# THE REQUEST
Each line of the material below should be reproduced exactly.
────────────────────
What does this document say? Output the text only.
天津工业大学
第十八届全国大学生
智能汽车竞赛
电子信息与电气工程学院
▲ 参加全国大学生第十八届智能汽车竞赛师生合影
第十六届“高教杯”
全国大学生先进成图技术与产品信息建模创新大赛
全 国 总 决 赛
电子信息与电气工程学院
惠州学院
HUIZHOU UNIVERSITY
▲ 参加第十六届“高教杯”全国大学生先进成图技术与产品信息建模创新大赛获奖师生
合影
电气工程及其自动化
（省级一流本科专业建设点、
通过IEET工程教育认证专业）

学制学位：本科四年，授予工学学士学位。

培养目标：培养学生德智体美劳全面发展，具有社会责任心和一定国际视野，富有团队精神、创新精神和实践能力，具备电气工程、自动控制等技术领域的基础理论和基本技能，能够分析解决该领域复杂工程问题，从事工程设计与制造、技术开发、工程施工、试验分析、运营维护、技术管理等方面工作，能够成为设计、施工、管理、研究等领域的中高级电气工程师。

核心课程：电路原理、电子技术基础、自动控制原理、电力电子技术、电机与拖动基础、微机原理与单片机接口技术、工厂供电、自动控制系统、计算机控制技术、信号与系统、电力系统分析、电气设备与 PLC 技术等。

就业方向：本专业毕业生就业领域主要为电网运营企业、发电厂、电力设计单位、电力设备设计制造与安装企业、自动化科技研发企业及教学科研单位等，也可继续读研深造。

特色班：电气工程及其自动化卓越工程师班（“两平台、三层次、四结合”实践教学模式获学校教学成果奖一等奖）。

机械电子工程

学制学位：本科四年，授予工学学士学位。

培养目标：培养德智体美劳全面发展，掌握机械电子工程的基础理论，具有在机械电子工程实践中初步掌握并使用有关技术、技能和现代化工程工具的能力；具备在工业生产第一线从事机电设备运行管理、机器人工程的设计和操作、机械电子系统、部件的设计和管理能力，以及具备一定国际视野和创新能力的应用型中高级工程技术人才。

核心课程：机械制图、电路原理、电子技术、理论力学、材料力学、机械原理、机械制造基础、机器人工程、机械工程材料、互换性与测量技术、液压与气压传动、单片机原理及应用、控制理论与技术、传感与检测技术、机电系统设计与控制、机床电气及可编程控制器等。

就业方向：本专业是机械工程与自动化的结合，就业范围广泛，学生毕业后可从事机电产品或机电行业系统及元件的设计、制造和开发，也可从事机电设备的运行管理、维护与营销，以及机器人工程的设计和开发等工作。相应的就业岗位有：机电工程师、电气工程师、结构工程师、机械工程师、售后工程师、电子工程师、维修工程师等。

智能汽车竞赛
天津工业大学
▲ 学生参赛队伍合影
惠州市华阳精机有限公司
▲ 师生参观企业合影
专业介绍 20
────────────────────
# EXERCISE OUTPUT
What does this document say? Output the text only.
天津工业大学
第十八届全国大学生
智能汽车竞赛
电子信息与电气工程学院
▲ 参加全国大学生第十八届智能汽车竞赛师生合影
第十六届“高教杯”
全国大学生先进成图技术与产品信息建模创新大赛
全 国 总 决 赛
电子信息与电气工程学院
惠州学院
HUIZHOU UNIVERSITY
▲ 参加第十六届“高教杯”全国大学生先进成图技术与产品信息建模创新大赛获奖师生
合影
电气工程及其自动化
（省级一流本科专业建设点、
通过IEET工程教育认证专业）

学制学位：本科四年，授予工学学士学位。

培养目标：培养学生德智体美劳全面发展，具有社会责任心和一定国际视野，富有团队精神、创新精神和实践能力，具备电气工程、自动控制等技术领域的基础理论和基本技能，能够分析解决该领域复杂工程问题，从事工程设计与制造、技术开发、工程施工、试验分析、运营维护、技术管理等方面工作，能够成为设计、施工、管理、研究等领域的中高级电气工程师。

核心课程：电路原理、电子技术基础、自动控制原理、电力电子技术、电机与拖动基础、微机原理与单片机接口技术、工厂供电、自动控制系统、计算机控制技术、信号与系统、电力系统分析、电气设备与 PLC 技术等。

就业方向：本专业毕业生就业领域主要为电网运营企业、发电厂、电力设计单位、电力设备设计制造与安装企业、自动化科技研发企业及教学科研单位等，也可继续读研深造。

特色班：电气工程及其自动化卓越工程师班（“两平台、三层次、四结合”实践教学模式获学校教学成果奖一等奖）。

机械电子工程

学制学位：本科四年，授予工学学士学位。

培养目标：培养德智体美劳全面发展，掌握机械电子工程的基础理论，具有在机械电子工程实践中初步掌握并使用有关技术、技能和现代化工程工具的能力；具备在工业生产第一线从事机电设备运行管理、机器人工程的设计和操作、机械电子系统、部件的设计和管理能力，以及具备一定国际视野和创新能力的应用型中高级工程技术人才。

核心课程：机械制图、电路原理、电子技术、理论力学、材料力学、机械原理、机械制造基础、机器人工程、机械工程材料、互换性与测量技术、液压与气压传动、单片机原理及应用、控制理论与技术、传感与检测技术、机电系统设计与控制、机床电气及可编程控制器等。

就业方向：本专业是机械工程与自动化的结合，就业范围广泛，学生毕业后可从事机电产品或机电行业系统及元件的设计、制造和开发，也可从事机电设备的运行管理、维护与营销，以及机器人工程的设计和开发等工作。相应的就业岗位有：机电工程师、电气工程师、结构工程师、机械工程师、售后工程师、电子工程师、维修工程师等。

智能汽车竞赛
天津工业大学
▲ 学生参赛队伍合影
惠州市华阳精机有限公司
▲ 师生参观企业合影
专业介绍 20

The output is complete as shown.